» **Requirement**:
Reproduce the material word for word; the images stay out.

(Stored dataset items)
— BEGIN —
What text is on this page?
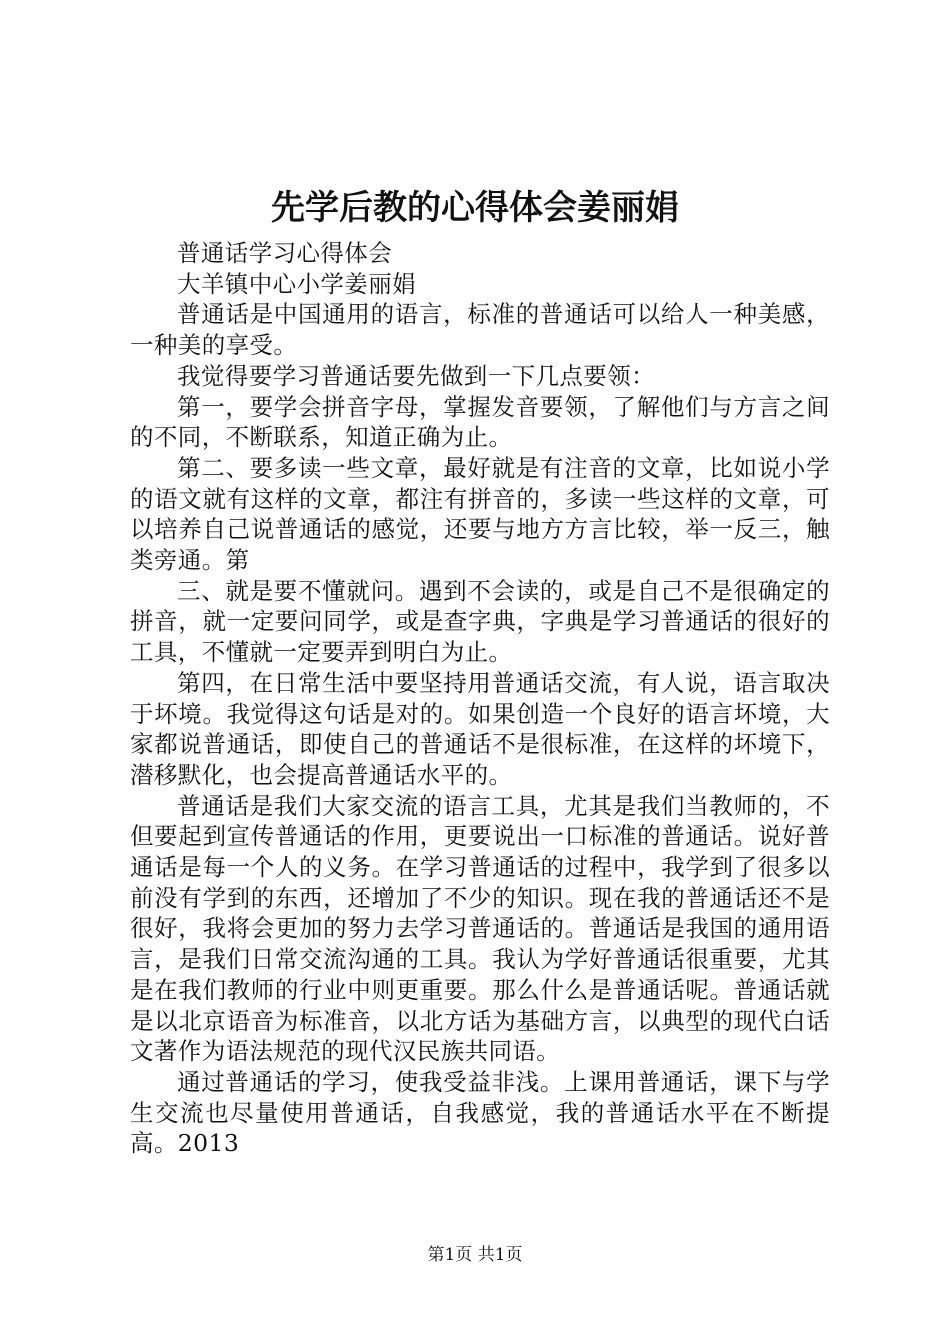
先学后教的心得体会姜丽娟

普通话学习心得体会

大羊镇中心小学姜丽娟

普通话是中国通用的语言，标准的普通话可以给人一种美感，一种美的享受。

我觉得要学习普通话要先做到一下几点要领：

第一，要学会拼音字母，掌握发音要领，了解他们与方言之间的不同，不断联系，知道正确为止。

第二、要多读一些文章，最好就是有注音的文章，比如说小学的语文就有这样的文章，都注有拼音的，多读一些这样的文章，可以培养自己说普通话的感觉，还要与地方方言比较，举一反三，触类旁通。第

三、就是要不懂就问。遇到不会读的，或是自己不是很确定的拼音，就一定要问同学，或是查字典，字典是学习普通话的很好的工具，不懂就一定要弄到明白为止。

第四，在日常生活中要坚持用普通话交流，有人说，语言取决于坏境。我觉得这句话是对的。如果创造一个良好的语言坏境，大家都说普通话，即使自己的普通话不是很标准，在这样的坏境下，潜移默化，也会提高普通话水平的。

普通话是我们大家交流的语言工具，尤其是我们当教师的，不但要起到宣传普通话的作用，更要说出一口标准的普通话。说好普通话是每一个人的义务。在学习普通话的过程中，我学到了很多以前没有学到的东西，还增加了不少的知识。现在我的普通话还不是很好，我将会更加的努力去学习普通话的。普通话是我国的通用语言，是我们日常交流沟通的工具。我认为学好普通话很重要，尤其是在我们教师的行业中则更重要。那么什么是普通话呢。普通话就是以北京语音为标准音，以北方话为基础方言，以典型的现代白话文著作为语法规范的现代汉民族共同语。

通过普通话的学习，使我受益非浅。上课用普通话，课下与学生交流也尽量使用普通话，自我感觉，我的普通话水平在不断提高。2013

第1页 共1页
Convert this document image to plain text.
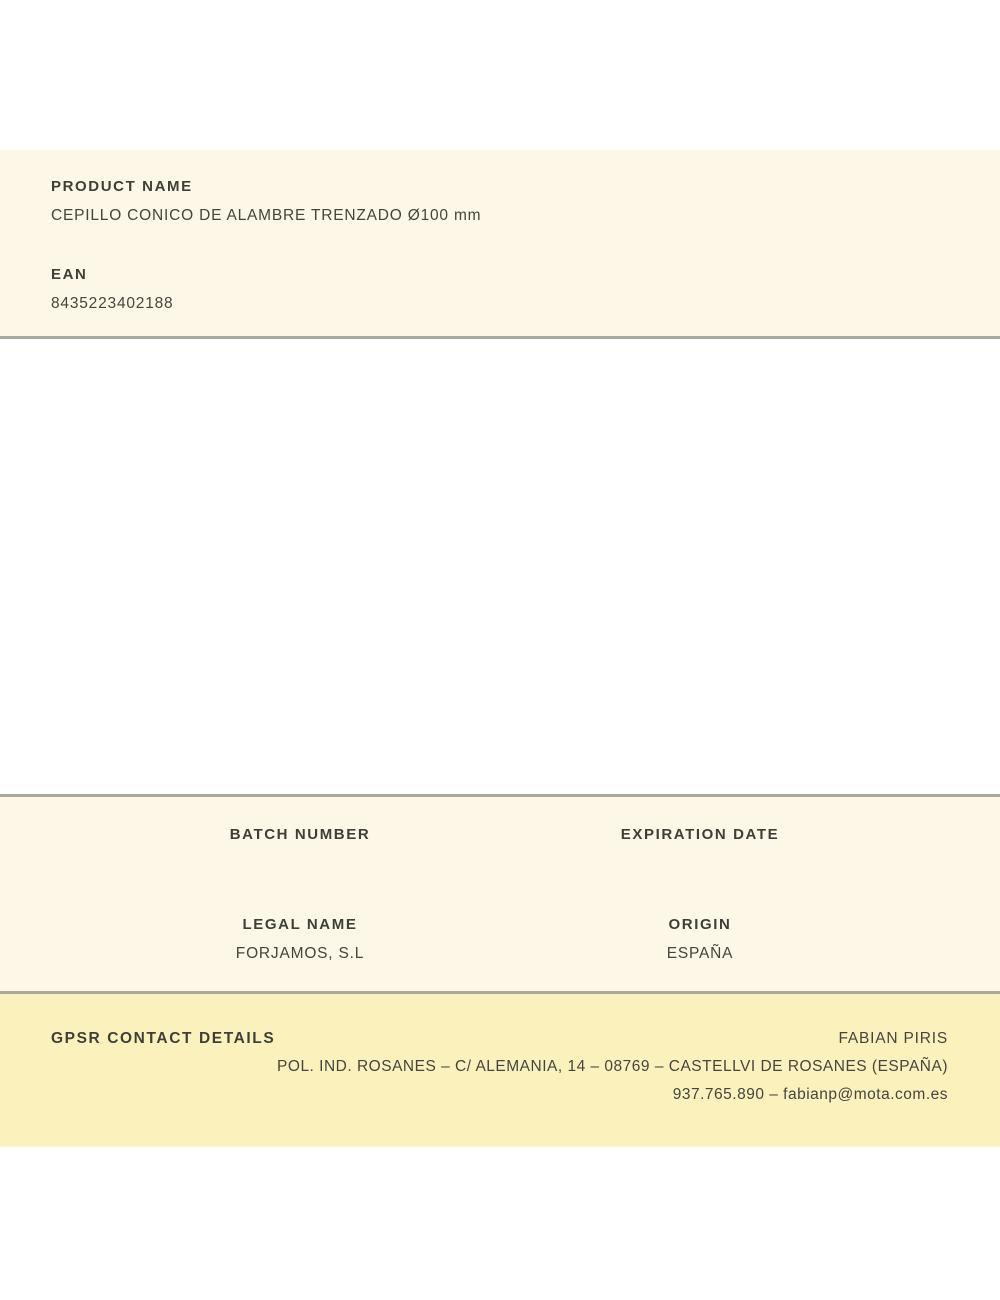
PRODUCT NAME
CEPILLO CONICO DE ALAMBRE TRENZADO Ø100 mm
EAN
8435223402188
BATCH NUMBER
LEGAL NAME
FORJAMOS, S.L
EXPIRATION DATE
ORIGIN
ESPAÑA
GPSR CONTACT DETAILS	FABIAN PIRIS
POL. IND. ROSANES – C/ ALEMANIA, 14 – 08769 – CASTELLVI DE ROSANES (ESPAÑA)
937.765.890 – fabianp@mota.com.es
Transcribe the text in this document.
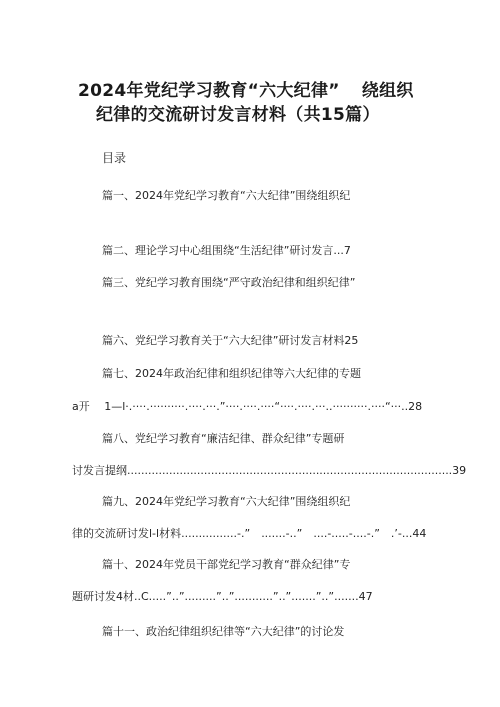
2024年党纪学习教育“六大纪律” 绕组织
纪律的交流研讨发言材料（共15篇）
目录
篇一、2024年党纪学习教育“六大纪律”围绕组织纪
篇二、理论学习中心组围绕“生活纪律”研讨发言...7
篇三、党纪学习教育围绕“严守政治纪律和组织纪律”
篇六、党纪学习教育关于“六大纪律”研讨发言材料25
篇七、2024年政治纪律和组织纪律等六大纪律的专题
a开　 1—l·.····.··········.····.···.”····.····.····“····.····.···..··········.····“···..28
篇八、党纪学习教育“廉洁纪律、群众纪律”专题研
讨发言提纲.............................................................................................39
篇九、2024年党纪学习教育“六大纪律”围绕组织纪
律的交流研讨发l-l材料................-.”　.......-..”　....-.....-....-.”　.’-...44
篇十、2024年党员干部党纪学习教育“群众纪律”专
题研讨发4材..C.....”..”.........”..”...........”..”.......”..”.......47
篇十一、政治纪律组织纪律等“六大纪律”的讨论发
— END —
» **The result**:
What text is on this page?
先学后教的心得体会姜丽娟

普通话学习心得体会

大羊镇中心小学姜丽娟

普通话是中国通用的语言，标准的普通话可以给人一种美感，一种美的享受。

我觉得要学习普通话要先做到一下几点要领：

第一，要学会拼音字母，掌握发音要领，了解他们与方言之间的不同，不断联系，知道正确为止。

第二、要多读一些文章，最好就是有注音的文章，比如说小学的语文就有这样的文章，都注有拼音的，多读一些这样的文章，可以培养自己说普通话的感觉，还要与地方方言比较，举一反三，触类旁通。第

三、就是要不懂就问。遇到不会读的，或是自己不是很确定的拼音，就一定要问同学，或是查字典，字典是学习普通话的很好的工具，不懂就一定要弄到明白为止。

第四，在日常生活中要坚持用普通话交流，有人说，语言取决于坏境。我觉得这句话是对的。如果创造一个良好的语言坏境，大家都说普通话，即使自己的普通话不是很标准，在这样的坏境下，潜移默化，也会提高普通话水平的。

普通话是我们大家交流的语言工具，尤其是我们当教师的，不但要起到宣传普通话的作用，更要说出一口标准的普通话。说好普通话是每一个人的义务。在学习普通话的过程中，我学到了很多以前没有学到的东西，还增加了不少的知识。现在我的普通话还不是很好，我将会更加的努力去学习普通话的。普通话是我国的通用语言，是我们日常交流沟通的工具。我认为学好普通话很重要，尤其是在我们教师的行业中则更重要。那么什么是普通话呢。普通话就是以北京语音为标准音，以北方话为基础方言，以典型的现代白话文著作为语法规范的现代汉民族共同语。

通过普通话的学习，使我受益非浅。上课用普通话，课下与学生交流也尽量使用普通话，自我感觉，我的普通话水平在不断提高。2013

第1页 共1页
Convert this document image to plain text.
PRODUCT NAME
CEPILLO CONICO DE ALAMBRE TRENZADO Ø100 mm
EAN
8435223402188
BATCH NUMBER
LEGAL NAME
FORJAMOS, S.L
EXPIRATION DATE
ORIGIN
ESPAÑA
GPSR CONTACT DETAILS	FABIAN PIRIS
POL. IND. ROSANES – C/ ALEMANIA, 14 – 08769 – CASTELLVI DE ROSANES (ESPAÑA)
937.765.890 – fabianp@mota.com.es
Transcribe the text in this document.
2024年党纪学习教育“六大纪律” 绕组织
纪律的交流研讨发言材料（共15篇）
目录
篇一、2024年党纪学习教育“六大纪律”围绕组织纪
篇二、理论学习中心组围绕“生活纪律”研讨发言...7
篇三、党纪学习教育围绕“严守政治纪律和组织纪律”
篇六、党纪学习教育关于“六大纪律”研讨发言材料25
篇七、2024年政治纪律和组织纪律等六大纪律的专题
a开　 1—l·.····.··········.····.···.”····.····.····“····.····.···..··········.····“···..28
篇八、党纪学习教育“廉洁纪律、群众纪律”专题研
讨发言提纲.............................................................................................39
篇九、2024年党纪学习教育“六大纪律”围绕组织纪
律的交流研讨发l-l材料................-.”　.......-..”　....-.....-....-.”　.’-...44
篇十、2024年党员干部党纪学习教育“群众纪律”专
题研讨发4材..C.....”..”.........”..”...........”..”.......”..”.......47
篇十一、政治纪律组织纪律等“六大纪律”的讨论发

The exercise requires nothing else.